> [WRITTEN INSTRUCTION]:
Leave every picture out and write out the records below exactly.

-=-=-=-=-

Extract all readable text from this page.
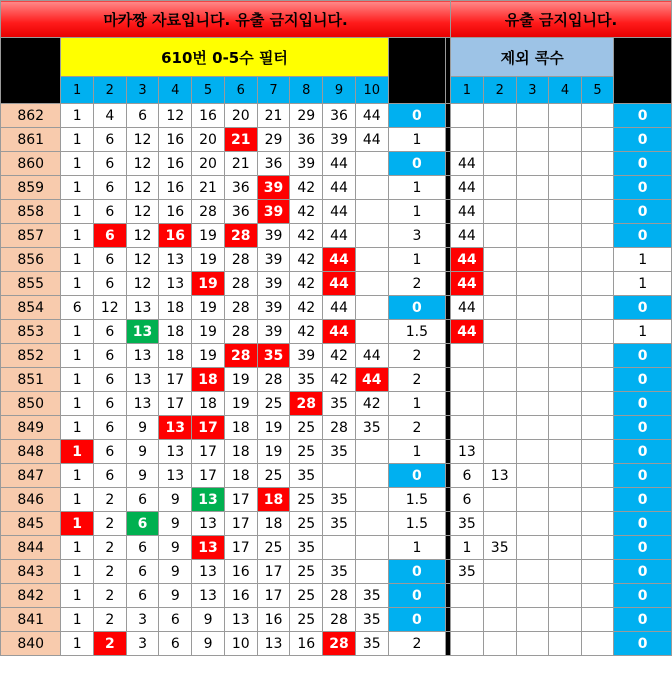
마카짱 자료입니다. 유출 금지입니다.													유출 금지입니다.					
회차	610번 0-5수 필터										결과		제외 콕수					결과
	1	2	3	4	5	6	7	8	9	10			1	2	3	4	5	
862	1	4	6	12	16	20	21	29	36	44	0							0
861	1	6	12	16	20	21	29	36	39	44	1							0
860	1	6	12	16	20	21	36	39	44		0		44					0
859	1	6	12	16	21	36	39	42	44		1		44					0
858	1	6	12	16	28	36	39	42	44		1		44					0
857	1	6	12	16	19	28	39	42	44		3		44					0
856	1	6	12	13	19	28	39	42	44		1		44					1
855	1	6	12	13	19	28	39	42	44		2		44					1
854	6	12	13	18	19	28	39	42	44		0		44					0
853	1	6	13	18	19	28	39	42	44		1.5		44					1
852	1	6	13	18	19	28	35	39	42	44	2							0
851	1	6	13	17	18	19	28	35	42	44	2							0
850	1	6	13	17	18	19	25	28	35	42	1							0
849	1	6	9	13	17	18	19	25	28	35	2							0
848	1	6	9	13	17	18	19	25	35		1		13					0
847	1	6	9	13	17	18	25	35			0		6	13				0
846	1	2	6	9	13	17	18	25	35		1.5		6					0
845	1	2	6	9	13	17	18	25	35		1.5		35					0
844	1	2	6	9	13	17	25	35			1		1	35				0
843	1	2	6	9	13	16	17	25	35		0		35					0
842	1	2	6	9	13	16	17	25	28	35	0							0
841	1	2	3	6	9	13	16	25	28	35	0							0
840	1	2	3	6	9	10	13	16	28	35	2							0
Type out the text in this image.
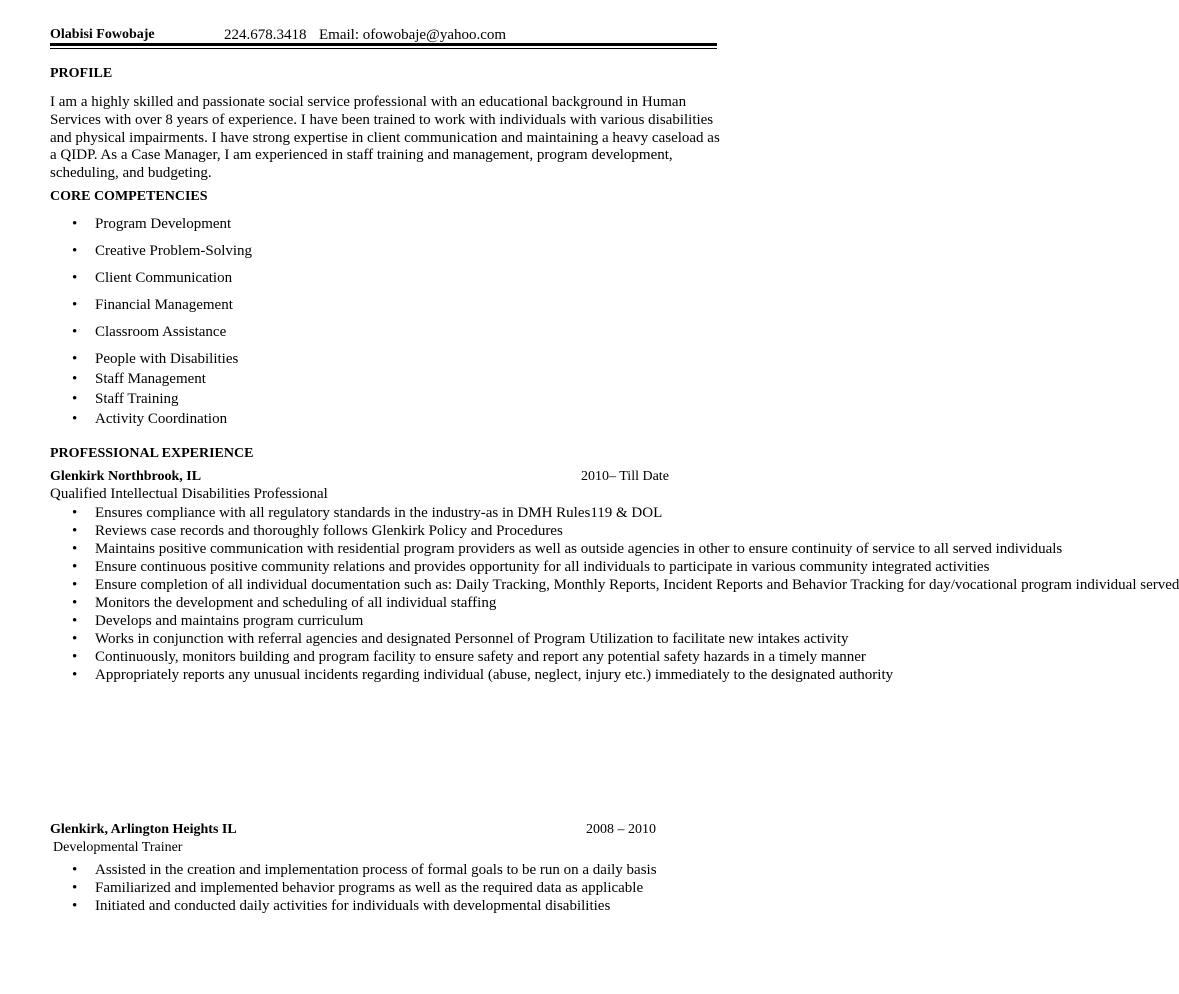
Olabisi Fowobaje	224.678.3418 Email: ofowobaje@yahoo.com
PROFILE
I am a highly skilled and passionate social service professional with an educational background in Human Services with over 8 years of experience. I have been trained to work with individuals with various disabilities and physical impairments. I have strong expertise in client communication and maintaining a heavy caseload as a QIDP. As a Case Manager, I am experienced in staff training and management, program development, scheduling, and budgeting.
CORE COMPETENCIES
• Program Development
• Creative Problem-Solving
• Client Communication
• Financial Management
• Classroom Assistance
• People with Disabilities
• Staff Management
• Staff Training
• Activity Coordination
PROFESSIONAL EXPERIENCE
Glenkirk Northbrook, IL	2010– Till Date
Qualified Intellectual Disabilities Professional
• Ensures compliance with all regulatory standards in the industry-as in DMH Rules119 & DOL
• Reviews case records and thoroughly follows Glenkirk Policy and Procedures
• Maintains positive communication with residential program providers as well as outside agencies in other to ensure continuity of service to all served individuals
• Ensure continuous positive community relations and provides opportunity for all individuals to participate in various community integrated activities
• Ensure completion of all individual documentation such as: Daily Tracking, Monthly Reports, Incident Reports and Behavior Tracking for day/vocational program individual served
• Monitors the development and scheduling of all individual staffing
• Develops and maintains program curriculum
• Works in conjunction with referral agencies and designated Personnel of Program Utilization to facilitate new intakes activity
• Continuously, monitors building and program facility to ensure safety and report any potential safety hazards in a timely manner
• Appropriately reports any unusual incidents regarding individual (abuse, neglect, injury etc.) immediately to the designated authority
Glenkirk, Arlington Heights IL	2008 – 2010
Developmental Trainer
• Assisted in the creation and implementation process of formal goals to be run on a daily basis
• Familiarized and implemented behavior programs as well as the required data as applicable
• Initiated and conducted daily activities for individuals with developmental disabilities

-=-=-=-=-

> [SOLUTION]:
Extract all readable text from this page.
마카짱 자료입니다. 유출 금지입니다.													유출 금지입니다.					
회차	610번 0-5수 필터										결과		제외 콕수					결과
	1	2	3	4	5	6	7	8	9	10			1	2	3	4	5	
862	1	4	6	12	16	20	21	29	36	44	0							0
861	1	6	12	16	20	21	29	36	39	44	1							0
860	1	6	12	16	20	21	36	39	44		0		44					0
859	1	6	12	16	21	36	39	42	44		1		44					0
858	1	6	12	16	28	36	39	42	44		1		44					0
857	1	6	12	16	19	28	39	42	44		3		44					0
856	1	6	12	13	19	28	39	42	44		1		44					1
855	1	6	12	13	19	28	39	42	44		2		44					1
854	6	12	13	18	19	28	39	42	44		0		44					0
853	1	6	13	18	19	28	39	42	44		1.5		44					1
852	1	6	13	18	19	28	35	39	42	44	2							0
851	1	6	13	17	18	19	28	35	42	44	2							0
850	1	6	13	17	18	19	25	28	35	42	1							0
849	1	6	9	13	17	18	19	25	28	35	2							0
848	1	6	9	13	17	18	19	25	35		1		13					0
847	1	6	9	13	17	18	25	35			0		6	13				0
846	1	2	6	9	13	17	18	25	35		1.5		6					0
845	1	2	6	9	13	17	18	25	35		1.5		35					0
844	1	2	6	9	13	17	25	35			1		1	35				0
843	1	2	6	9	13	16	17	25	35		0		35					0
842	1	2	6	9	13	16	17	25	28	35	0							0
841	1	2	3	6	9	13	16	25	28	35	0							0
840	1	2	3	6	9	10	13	16	28	35	2							0
Type out the text in this image.
Olabisi Fowobaje	224.678.3418 Email: ofowobaje@yahoo.com
PROFILE
I am a highly skilled and passionate social service professional with an educational background in Human Services with over 8 years of experience. I have been trained to work with individuals with various disabilities and physical impairments. I have strong expertise in client communication and maintaining a heavy caseload as a QIDP. As a Case Manager, I am experienced in staff training and management, program development, scheduling, and budgeting.
CORE COMPETENCIES
• Program Development
• Creative Problem-Solving
• Client Communication
• Financial Management
• Classroom Assistance
• People with Disabilities
• Staff Management
• Staff Training
• Activity Coordination
PROFESSIONAL EXPERIENCE
Glenkirk Northbrook, IL	2010– Till Date
Qualified Intellectual Disabilities Professional
• Ensures compliance with all regulatory standards in the industry-as in DMH Rules119 & DOL
• Reviews case records and thoroughly follows Glenkirk Policy and Procedures
• Maintains positive communication with residential program providers as well as outside agencies in other to ensure continuity of service to all served individuals
• Ensure continuous positive community relations and provides opportunity for all individuals to participate in various community integrated activities
• Ensure completion of all individual documentation such as: Daily Tracking, Monthly Reports, Incident Reports and Behavior Tracking for day/vocational program individual served
• Monitors the development and scheduling of all individual staffing
• Develops and maintains program curriculum
• Works in conjunction with referral agencies and designated Personnel of Program Utilization to facilitate new intakes activity
• Continuously, monitors building and program facility to ensure safety and report any potential safety hazards in a timely manner
• Appropriately reports any unusual incidents regarding individual (abuse, neglect, injury etc.) immediately to the designated authority
Glenkirk, Arlington Heights IL	2008 – 2010
Developmental Trainer
• Assisted in the creation and implementation process of formal goals to be run on a daily basis
• Familiarized and implemented behavior programs as well as the required data as applicable
• Initiated and conducted daily activities for individuals with developmental disabilities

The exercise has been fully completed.